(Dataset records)
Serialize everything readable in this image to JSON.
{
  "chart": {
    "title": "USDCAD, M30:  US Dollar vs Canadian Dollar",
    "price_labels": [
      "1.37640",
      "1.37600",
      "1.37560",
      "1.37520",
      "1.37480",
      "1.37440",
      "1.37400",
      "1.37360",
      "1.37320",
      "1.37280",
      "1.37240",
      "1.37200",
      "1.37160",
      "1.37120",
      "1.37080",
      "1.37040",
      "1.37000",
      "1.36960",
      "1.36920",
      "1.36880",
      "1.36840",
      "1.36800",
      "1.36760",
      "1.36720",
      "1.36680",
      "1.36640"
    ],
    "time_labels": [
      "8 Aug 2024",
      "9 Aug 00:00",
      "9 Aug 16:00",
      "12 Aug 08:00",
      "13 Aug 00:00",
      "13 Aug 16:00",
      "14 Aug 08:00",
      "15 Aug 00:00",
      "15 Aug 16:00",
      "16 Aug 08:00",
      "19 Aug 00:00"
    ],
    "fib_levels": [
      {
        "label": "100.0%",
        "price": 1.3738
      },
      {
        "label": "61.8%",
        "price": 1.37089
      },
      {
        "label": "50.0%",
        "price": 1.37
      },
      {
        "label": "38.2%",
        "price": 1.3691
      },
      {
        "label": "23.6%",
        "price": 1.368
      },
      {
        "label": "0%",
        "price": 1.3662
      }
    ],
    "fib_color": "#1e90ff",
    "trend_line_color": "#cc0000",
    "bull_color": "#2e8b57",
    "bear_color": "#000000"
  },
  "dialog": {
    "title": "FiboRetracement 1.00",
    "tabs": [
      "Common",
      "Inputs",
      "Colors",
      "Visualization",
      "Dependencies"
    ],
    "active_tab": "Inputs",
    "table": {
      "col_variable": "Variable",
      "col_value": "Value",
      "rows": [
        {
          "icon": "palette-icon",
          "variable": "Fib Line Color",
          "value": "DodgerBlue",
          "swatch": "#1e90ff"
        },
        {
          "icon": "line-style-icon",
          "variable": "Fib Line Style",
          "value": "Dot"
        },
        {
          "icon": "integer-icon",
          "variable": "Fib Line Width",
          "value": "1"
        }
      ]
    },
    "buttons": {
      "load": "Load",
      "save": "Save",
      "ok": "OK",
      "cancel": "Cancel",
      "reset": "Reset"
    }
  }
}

The problem »
Your reply is one number: how many lines of the records above contain the word "title".

The solution »
2